What you will do - Please print the passage on antiracism from "Key elements of" to "laws, Knudsen wrote.", word for word.

Key elements of CRT and antiracism education and training, when used to classify students or other Montanans by race, run afoul of the U.S. Constitution and federal and state civil rights laws, Knudsen wrote.

“The term ‘antiracism’ appears reasonable and innocuous on its face. After all, our Constitution, our laws, and nearly all our citizens are ‘antiracism,’” he wrote.

But “antiracism,” when used to describe the worldview of radical activists, is “an Orwellian rhetorical weapon.”

Knudsen noted that the National Museum of African American History and Culture’s website had a page dealing with “Whiteness,” that bizarrely claimed traits such as “individualism,” “hard work,” “objectivity,” “progress,” “politeness,” “decision-making,” and “delayed gratification” were hallmarks of “white culture.”

Provided information -
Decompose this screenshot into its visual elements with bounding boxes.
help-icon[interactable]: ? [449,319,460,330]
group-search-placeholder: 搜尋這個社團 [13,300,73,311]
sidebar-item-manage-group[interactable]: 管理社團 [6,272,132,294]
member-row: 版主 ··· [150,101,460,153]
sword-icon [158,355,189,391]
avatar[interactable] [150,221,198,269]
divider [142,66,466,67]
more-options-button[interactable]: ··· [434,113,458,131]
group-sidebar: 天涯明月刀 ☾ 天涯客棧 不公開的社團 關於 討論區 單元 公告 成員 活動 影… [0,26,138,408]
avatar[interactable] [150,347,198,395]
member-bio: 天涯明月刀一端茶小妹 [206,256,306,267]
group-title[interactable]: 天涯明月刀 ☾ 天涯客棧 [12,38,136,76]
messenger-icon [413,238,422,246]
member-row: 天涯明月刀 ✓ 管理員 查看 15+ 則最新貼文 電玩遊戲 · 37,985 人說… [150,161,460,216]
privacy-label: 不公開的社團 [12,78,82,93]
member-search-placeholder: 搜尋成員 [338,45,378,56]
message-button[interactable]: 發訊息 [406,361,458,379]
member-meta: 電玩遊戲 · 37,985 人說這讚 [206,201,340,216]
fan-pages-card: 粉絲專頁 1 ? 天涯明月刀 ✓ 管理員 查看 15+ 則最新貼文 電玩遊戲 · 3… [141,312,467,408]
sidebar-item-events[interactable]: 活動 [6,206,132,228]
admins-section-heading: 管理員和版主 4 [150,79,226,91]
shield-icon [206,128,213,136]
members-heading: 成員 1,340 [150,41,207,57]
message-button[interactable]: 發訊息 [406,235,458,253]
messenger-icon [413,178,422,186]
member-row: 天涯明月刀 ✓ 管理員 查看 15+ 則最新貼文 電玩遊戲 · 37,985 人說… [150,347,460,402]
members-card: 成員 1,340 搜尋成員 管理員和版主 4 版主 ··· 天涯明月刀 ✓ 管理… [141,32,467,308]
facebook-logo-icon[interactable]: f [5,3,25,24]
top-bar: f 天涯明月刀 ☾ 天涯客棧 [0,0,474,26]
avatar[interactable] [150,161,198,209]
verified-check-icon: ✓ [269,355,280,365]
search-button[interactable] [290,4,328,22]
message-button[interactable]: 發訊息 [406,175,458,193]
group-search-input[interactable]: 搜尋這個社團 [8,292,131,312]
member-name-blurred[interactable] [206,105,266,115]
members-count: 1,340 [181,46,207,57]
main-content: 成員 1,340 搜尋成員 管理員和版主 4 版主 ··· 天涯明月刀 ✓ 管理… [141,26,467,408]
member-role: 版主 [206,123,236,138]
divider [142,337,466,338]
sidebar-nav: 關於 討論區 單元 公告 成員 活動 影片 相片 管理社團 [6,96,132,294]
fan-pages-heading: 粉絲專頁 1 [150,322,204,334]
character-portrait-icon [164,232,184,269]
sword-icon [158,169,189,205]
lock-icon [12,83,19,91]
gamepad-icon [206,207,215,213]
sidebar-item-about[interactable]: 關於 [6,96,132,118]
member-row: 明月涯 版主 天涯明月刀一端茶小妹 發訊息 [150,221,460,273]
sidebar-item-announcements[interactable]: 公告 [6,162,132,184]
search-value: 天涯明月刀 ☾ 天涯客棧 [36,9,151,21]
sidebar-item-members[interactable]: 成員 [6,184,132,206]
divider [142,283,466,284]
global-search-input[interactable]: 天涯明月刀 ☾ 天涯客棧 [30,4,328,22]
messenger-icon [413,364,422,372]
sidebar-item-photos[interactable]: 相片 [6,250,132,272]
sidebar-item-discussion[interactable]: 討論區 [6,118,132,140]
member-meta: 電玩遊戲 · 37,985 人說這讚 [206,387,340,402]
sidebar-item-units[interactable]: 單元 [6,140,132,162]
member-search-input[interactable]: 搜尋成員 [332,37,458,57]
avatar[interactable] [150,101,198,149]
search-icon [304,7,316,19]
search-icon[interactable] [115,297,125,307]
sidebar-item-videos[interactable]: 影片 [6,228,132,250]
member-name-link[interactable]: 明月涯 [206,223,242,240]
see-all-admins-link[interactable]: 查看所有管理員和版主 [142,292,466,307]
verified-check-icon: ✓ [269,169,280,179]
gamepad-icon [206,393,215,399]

Written answer -
Key elements of CRT and antiracism education and training, when used to classify students or other Montanans by race, run afoul of the U.S. Constitution and federal and state civil rights laws, Knudsen wrote.